STATED TASK 1: In the passage on the SIAP proposal below, copy word for word the section from "Images and spectra" to "the data provider.".

Relationship with the SAO/CfA SIAP Proposal

The ideas presented here are similar in many respects to "SIAP Extension
RFC and Draft Specification, Part 1: Quantities and Coordinates" by Steve
Lowe.  The main difference is that the Lowe paper attempts to be more
general.  The approach suggested in this 4D discussion is intermediate.
Images and spectra are treated as projections of an extended
parameter space which can be handled by an extension of the SIAP
methodology.   However, the 4D proposal is to not make the extension too
general, and hence, complex.  Instead, simply add two parameters to cover
the vast majority of observational parameter space of interest to
astronomers.  Furthermore, adopt something like the degree limitation on
units for celestial coordinates to restrict the energy and time
specifications.  Transformation between units would be done by the
client interface and by the data provider.

STATED TASK 2: Reproduce the lines of the listing below from the line with "men-country-label: Svédo. (181)" to the line with "women-country-label: Portugália (161)", both included, with nothing changed.

MATERIAL PROVIDED:

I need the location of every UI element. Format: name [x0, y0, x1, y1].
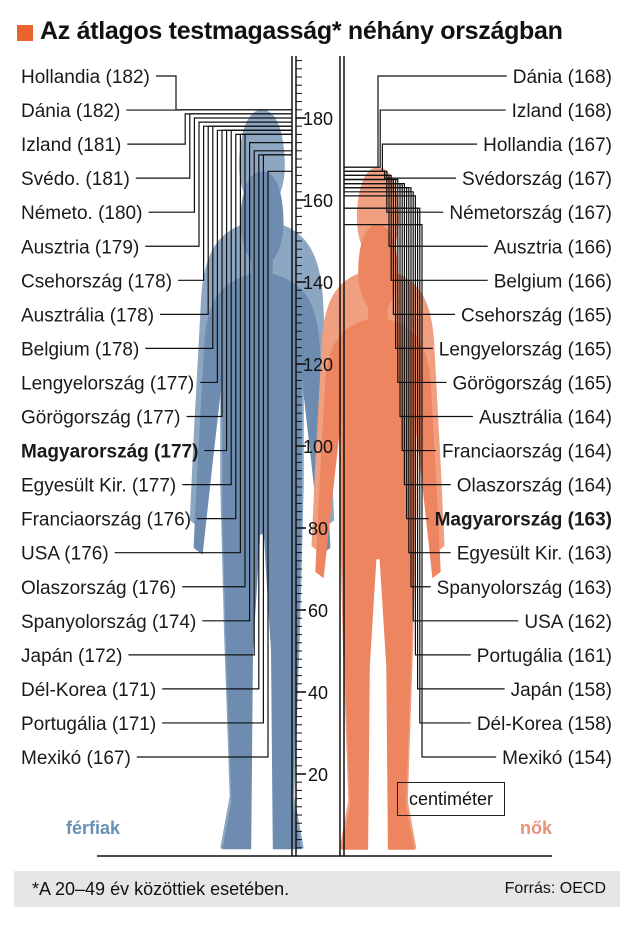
men-country-label: Svédo. (181) [21, 169, 130, 190]
men-leader-line [202, 142, 292, 622]
men-country-label: Izland (181) [21, 135, 121, 156]
title-marker [17, 25, 33, 41]
women-country-label: Egyesült Kir. (163) [457, 544, 612, 565]
tick-label: 140 [303, 273, 333, 293]
tick-label: 60 [308, 601, 328, 621]
women-leader-line [344, 195, 471, 656]
women-country-label: USA (162) [524, 612, 612, 633]
women-country-label: Izland (168) [512, 101, 612, 122]
men-country-label: Franciaország (176) [21, 510, 191, 531]
women-country-label: Spanyolország (163) [437, 578, 612, 599]
tick-label: 160 [303, 191, 333, 211]
men-country-label: Dánia (182) [21, 101, 120, 122]
chart-title: Az átlagos testmagasság* néhány országba… [40, 17, 563, 45]
tick-label: 20 [308, 765, 328, 785]
men-leader-line [182, 133, 292, 588]
men-country-label: Dél-Korea (171) [21, 680, 156, 701]
women-leader-line [344, 187, 431, 588]
tick-label: 100 [303, 437, 333, 457]
men-country-label: Japán (172) [21, 646, 122, 667]
men-country-label: Ausztrália (178) [21, 305, 154, 326]
men-country-label: Lengyelország (177) [21, 373, 194, 394]
height-chart: 20 40 60 80 100 120 140 160 180 Hollandia (182) D… [21, 56, 612, 857]
men-country-label: Portugália (171) [21, 714, 156, 735]
men-leader-line [155, 75, 292, 111]
men-country-label: Mexikó (167) [21, 748, 131, 769]
women-country-label: Dél-Korea (158) [477, 714, 612, 735]
women-country-label: Lengyelország (165) [439, 339, 612, 360]
women-leader-line [344, 224, 497, 758]
men-country-label: Belgium (178) [21, 339, 139, 360]
women-leader-line [344, 170, 456, 179]
men-country-label: Ausztria (179) [21, 237, 139, 258]
women-country-label: Belgium (166) [494, 271, 612, 292]
women-country-label: Japán (158) [511, 680, 612, 701]
men-leader-line [136, 170, 292, 758]
men-leader-line [145, 121, 292, 247]
women-country-label: Svédország (167) [462, 169, 612, 190]
men-country-label: Csehország (178) [21, 271, 172, 292]
men-leader-line [182, 129, 292, 486]
women-country-label: Portugália (161) [477, 646, 612, 667]
women-country-label: Németország (167) [449, 203, 612, 224]
source-note: Forrás: OECD [504, 880, 606, 897]
men-country-label: Németo. (180) [21, 203, 142, 224]
women-leader-line [344, 109, 506, 168]
men-country-label: Egyesült Kir. (177) [21, 476, 176, 497]
men-label: férfiak [66, 818, 121, 838]
tick-label: 120 [303, 355, 333, 375]
women-leader-line [344, 207, 471, 724]
women-country-label: Csehország (165) [461, 305, 612, 326]
men-country-label: Magyarország (177) [21, 442, 198, 463]
women-country-label: Dánia (168) [513, 67, 612, 88]
tick-label: 40 [308, 683, 328, 703]
women-leader-line [344, 174, 488, 281]
women-country-label: Görögország (165) [453, 373, 612, 394]
men-labels: Hollandia (182) Dánia (182) Izland (181) Sv… [21, 67, 292, 769]
tick-label: 180 [303, 109, 333, 129]
women-labels: Dánia (168) Izland (168) Hollandia (167) Sv… [344, 67, 612, 769]
women-leader-line [344, 191, 519, 622]
men-country-label: Olaszország (176) [21, 578, 176, 599]
tick-label: 80 [308, 519, 328, 539]
men-leader-line [162, 154, 292, 724]
men-leader-line [148, 117, 292, 213]
men-leader-line [145, 125, 292, 349]
women-leader-line [344, 183, 451, 486]
women-country-label: Olaszország (164) [457, 476, 612, 497]
unit-box: centiméter [397, 782, 505, 816]
ruler: 20 40 60 80 100 120 140 160 180 [97, 56, 552, 857]
footnote: *A 20–49 év közöttiek esetében. [32, 879, 290, 899]
men-country-label: Spanyolország (174) [21, 612, 196, 633]
men-leader-line [135, 113, 292, 179]
women-country-label: Ausztrália (164) [479, 408, 612, 429]
men-country-label: Hollandia (182) [21, 67, 150, 88]
footer-bar: *A 20–49 év közöttiek esetében. Forrás: … [14, 871, 620, 907]
women-country-label: Franciaország (164) [442, 442, 612, 463]
women-country-label: Hollandia (167) [483, 135, 612, 156]
women-country-label: Magyarország (163) [435, 510, 612, 531]
men-country-label: USA (176) [21, 544, 109, 565]
unit-label: centiméter [408, 789, 494, 809]
men-leader-line [128, 150, 292, 656]
women-country-label: Mexikó (154) [502, 748, 612, 769]
women-label: nők [520, 818, 553, 838]
women-country-label: Ausztria (166) [494, 237, 612, 258]
men-country-label: Görögország (177) [21, 408, 180, 429]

CORRECT OUTPUT 1:
Images and spectra are treated as projections of an extended
parameter space which can be handled by an extension of the SIAP
methodology.   However, the 4D proposal is to not make the extension too
general, and hence, complex.  Instead, simply add two parameters to cover
the vast majority of observational parameter space of interest to
astronomers.  Furthermore, adopt something like the degree limitation on
units for celestial coordinates to restrict the energy and time
specifications.  Transformation between units would be done by the
client interface and by the data provider.

CORRECT OUTPUT 2:
men-country-label: Svédo. (181) [21, 169, 130, 190]
men-leader-line [202, 142, 292, 622]
men-country-label: Izland (181) [21, 135, 121, 156]
title-marker [17, 25, 33, 41]
women-country-label: Egyesült Kir. (163) [457, 544, 612, 565]
tick-label: 140 [303, 273, 333, 293]
tick-label: 60 [308, 601, 328, 621]
women-leader-line [344, 195, 471, 656]
women-country-label: USA (162) [524, 612, 612, 633]
women-country-label: Izland (168) [512, 101, 612, 122]
men-country-label: Franciaország (176) [21, 510, 191, 531]
women-country-label: Spanyolország (163) [437, 578, 612, 599]
tick-label: 160 [303, 191, 333, 211]
men-country-label: Dánia (182) [21, 101, 120, 122]
chart-title: Az átlagos testmagasság* néhány országba… [40, 17, 563, 45]
tick-label: 20 [308, 765, 328, 785]
men-leader-line [182, 133, 292, 588]
men-country-label: Dél-Korea (171) [21, 680, 156, 701]
women-leader-line [344, 187, 431, 588]
tick-label: 100 [303, 437, 333, 457]
men-country-label: Japán (172) [21, 646, 122, 667]
men-country-label: Ausztrália (178) [21, 305, 154, 326]
men-country-label: Lengyelország (177) [21, 373, 194, 394]
height-chart: 20 40 60 80 100 120 140 160 180 Hollandia (182) D… [21, 56, 612, 857]
men-country-label: Portugália (171) [21, 714, 156, 735]
men-leader-line [155, 75, 292, 111]
men-country-label: Mexikó (167) [21, 748, 131, 769]
women-country-label: Dél-Korea (158) [477, 714, 612, 735]
women-country-label: Lengyelország (165) [439, 339, 612, 360]
women-leader-line [344, 224, 497, 758]
men-country-label: Belgium (178) [21, 339, 139, 360]
women-leader-line [344, 170, 456, 179]
men-country-label: Ausztria (179) [21, 237, 139, 258]
women-country-label: Belgium (166) [494, 271, 612, 292]
women-country-label: Japán (158) [511, 680, 612, 701]
men-leader-line [136, 170, 292, 758]
men-leader-line [145, 121, 292, 247]
women-country-label: Svédország (167) [462, 169, 612, 190]
men-country-label: Csehország (178) [21, 271, 172, 292]
men-leader-line [182, 129, 292, 486]
women-country-label: Portugália (161) [477, 646, 612, 667]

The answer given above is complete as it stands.